The exercise:
All of the listing below must be repeated word for word. Pictures are the only thing to omit.

----------------------------------------

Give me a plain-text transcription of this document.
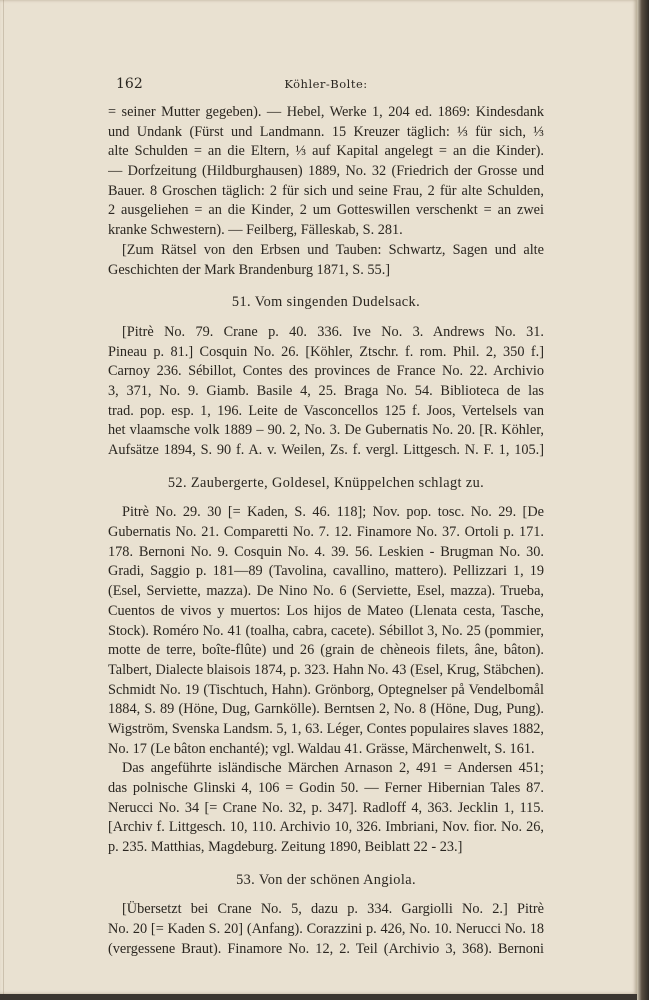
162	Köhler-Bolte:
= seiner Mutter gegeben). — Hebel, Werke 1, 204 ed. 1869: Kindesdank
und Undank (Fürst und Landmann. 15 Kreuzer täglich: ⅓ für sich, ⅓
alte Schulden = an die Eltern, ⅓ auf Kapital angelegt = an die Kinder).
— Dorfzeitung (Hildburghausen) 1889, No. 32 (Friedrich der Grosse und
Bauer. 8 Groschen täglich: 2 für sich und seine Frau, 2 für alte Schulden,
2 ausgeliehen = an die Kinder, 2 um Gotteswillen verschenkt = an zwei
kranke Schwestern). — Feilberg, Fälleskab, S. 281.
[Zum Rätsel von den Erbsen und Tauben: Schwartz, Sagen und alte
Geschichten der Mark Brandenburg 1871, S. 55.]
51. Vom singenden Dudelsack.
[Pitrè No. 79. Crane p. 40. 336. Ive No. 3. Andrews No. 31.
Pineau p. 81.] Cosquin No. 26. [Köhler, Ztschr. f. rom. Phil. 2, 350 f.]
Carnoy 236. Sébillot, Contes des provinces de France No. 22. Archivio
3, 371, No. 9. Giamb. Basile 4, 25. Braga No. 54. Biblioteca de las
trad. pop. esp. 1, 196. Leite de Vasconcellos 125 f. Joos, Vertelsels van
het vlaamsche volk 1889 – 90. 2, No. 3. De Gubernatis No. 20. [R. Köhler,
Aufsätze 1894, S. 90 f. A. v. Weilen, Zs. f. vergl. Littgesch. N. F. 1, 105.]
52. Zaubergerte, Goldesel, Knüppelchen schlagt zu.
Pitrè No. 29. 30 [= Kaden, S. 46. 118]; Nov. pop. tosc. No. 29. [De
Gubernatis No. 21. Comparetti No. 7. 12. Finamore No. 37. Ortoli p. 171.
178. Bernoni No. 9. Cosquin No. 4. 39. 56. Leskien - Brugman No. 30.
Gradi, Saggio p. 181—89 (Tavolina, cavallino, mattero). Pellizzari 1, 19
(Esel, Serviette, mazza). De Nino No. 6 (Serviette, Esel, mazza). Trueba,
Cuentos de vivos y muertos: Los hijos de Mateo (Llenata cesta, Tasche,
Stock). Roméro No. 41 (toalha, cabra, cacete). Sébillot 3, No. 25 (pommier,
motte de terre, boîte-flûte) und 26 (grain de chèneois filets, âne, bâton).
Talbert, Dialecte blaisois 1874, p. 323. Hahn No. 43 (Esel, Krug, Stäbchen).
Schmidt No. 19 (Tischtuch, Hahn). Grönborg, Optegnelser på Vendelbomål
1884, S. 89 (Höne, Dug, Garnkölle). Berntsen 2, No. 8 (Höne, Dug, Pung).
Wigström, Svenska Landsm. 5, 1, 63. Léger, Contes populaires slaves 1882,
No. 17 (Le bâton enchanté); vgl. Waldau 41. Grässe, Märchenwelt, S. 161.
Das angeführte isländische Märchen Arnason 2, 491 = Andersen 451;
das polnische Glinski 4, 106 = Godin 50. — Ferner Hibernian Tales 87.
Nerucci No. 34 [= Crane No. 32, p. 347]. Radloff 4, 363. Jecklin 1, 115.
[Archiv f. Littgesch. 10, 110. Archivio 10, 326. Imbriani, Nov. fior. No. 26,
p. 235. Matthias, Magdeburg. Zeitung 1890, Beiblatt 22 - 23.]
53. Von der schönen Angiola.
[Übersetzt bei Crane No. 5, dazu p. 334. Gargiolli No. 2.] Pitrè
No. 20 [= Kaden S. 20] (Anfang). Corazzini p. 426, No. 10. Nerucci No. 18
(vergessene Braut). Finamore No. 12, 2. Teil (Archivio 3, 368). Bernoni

----------------------------------------

Output for this exercise:
Give me a plain-text transcription of this document.
162	Köhler-Bolte:
= seiner Mutter gegeben). — Hebel, Werke 1, 204 ed. 1869: Kindesdank
und Undank (Fürst und Landmann. 15 Kreuzer täglich: ⅓ für sich, ⅓
alte Schulden = an die Eltern, ⅓ auf Kapital angelegt = an die Kinder).
— Dorfzeitung (Hildburghausen) 1889, No. 32 (Friedrich der Grosse und
Bauer. 8 Groschen täglich: 2 für sich und seine Frau, 2 für alte Schulden,
2 ausgeliehen = an die Kinder, 2 um Gotteswillen verschenkt = an zwei
kranke Schwestern). — Feilberg, Fälleskab, S. 281.
[Zum Rätsel von den Erbsen und Tauben: Schwartz, Sagen und alte
Geschichten der Mark Brandenburg 1871, S. 55.]
51. Vom singenden Dudelsack.
[Pitrè No. 79. Crane p. 40. 336. Ive No. 3. Andrews No. 31.
Pineau p. 81.] Cosquin No. 26. [Köhler, Ztschr. f. rom. Phil. 2, 350 f.]
Carnoy 236. Sébillot, Contes des provinces de France No. 22. Archivio
3, 371, No. 9. Giamb. Basile 4, 25. Braga No. 54. Biblioteca de las
trad. pop. esp. 1, 196. Leite de Vasconcellos 125 f. Joos, Vertelsels van
het vlaamsche volk 1889 – 90. 2, No. 3. De Gubernatis No. 20. [R. Köhler,
Aufsätze 1894, S. 90 f. A. v. Weilen, Zs. f. vergl. Littgesch. N. F. 1, 105.]
52. Zaubergerte, Goldesel, Knüppelchen schlagt zu.
Pitrè No. 29. 30 [= Kaden, S. 46. 118]; Nov. pop. tosc. No. 29. [De
Gubernatis No. 21. Comparetti No. 7. 12. Finamore No. 37. Ortoli p. 171.
178. Bernoni No. 9. Cosquin No. 4. 39. 56. Leskien - Brugman No. 30.
Gradi, Saggio p. 181—89 (Tavolina, cavallino, mattero). Pellizzari 1, 19
(Esel, Serviette, mazza). De Nino No. 6 (Serviette, Esel, mazza). Trueba,
Cuentos de vivos y muertos: Los hijos de Mateo (Llenata cesta, Tasche,
Stock). Roméro No. 41 (toalha, cabra, cacete). Sébillot 3, No. 25 (pommier,
motte de terre, boîte-flûte) und 26 (grain de chèneois filets, âne, bâton).
Talbert, Dialecte blaisois 1874, p. 323. Hahn No. 43 (Esel, Krug, Stäbchen).
Schmidt No. 19 (Tischtuch, Hahn). Grönborg, Optegnelser på Vendelbomål
1884, S. 89 (Höne, Dug, Garnkölle). Berntsen 2, No. 8 (Höne, Dug, Pung).
Wigström, Svenska Landsm. 5, 1, 63. Léger, Contes populaires slaves 1882,
No. 17 (Le bâton enchanté); vgl. Waldau 41. Grässe, Märchenwelt, S. 161.
Das angeführte isländische Märchen Arnason 2, 491 = Andersen 451;
das polnische Glinski 4, 106 = Godin 50. — Ferner Hibernian Tales 87.
Nerucci No. 34 [= Crane No. 32, p. 347]. Radloff 4, 363. Jecklin 1, 115.
[Archiv f. Littgesch. 10, 110. Archivio 10, 326. Imbriani, Nov. fior. No. 26,
p. 235. Matthias, Magdeburg. Zeitung 1890, Beiblatt 22 - 23.]
53. Von der schönen Angiola.
[Übersetzt bei Crane No. 5, dazu p. 334. Gargiolli No. 2.] Pitrè
No. 20 [= Kaden S. 20] (Anfang). Corazzini p. 426, No. 10. Nerucci No. 18
(vergessene Braut). Finamore No. 12, 2. Teil (Archivio 3, 368). Bernoni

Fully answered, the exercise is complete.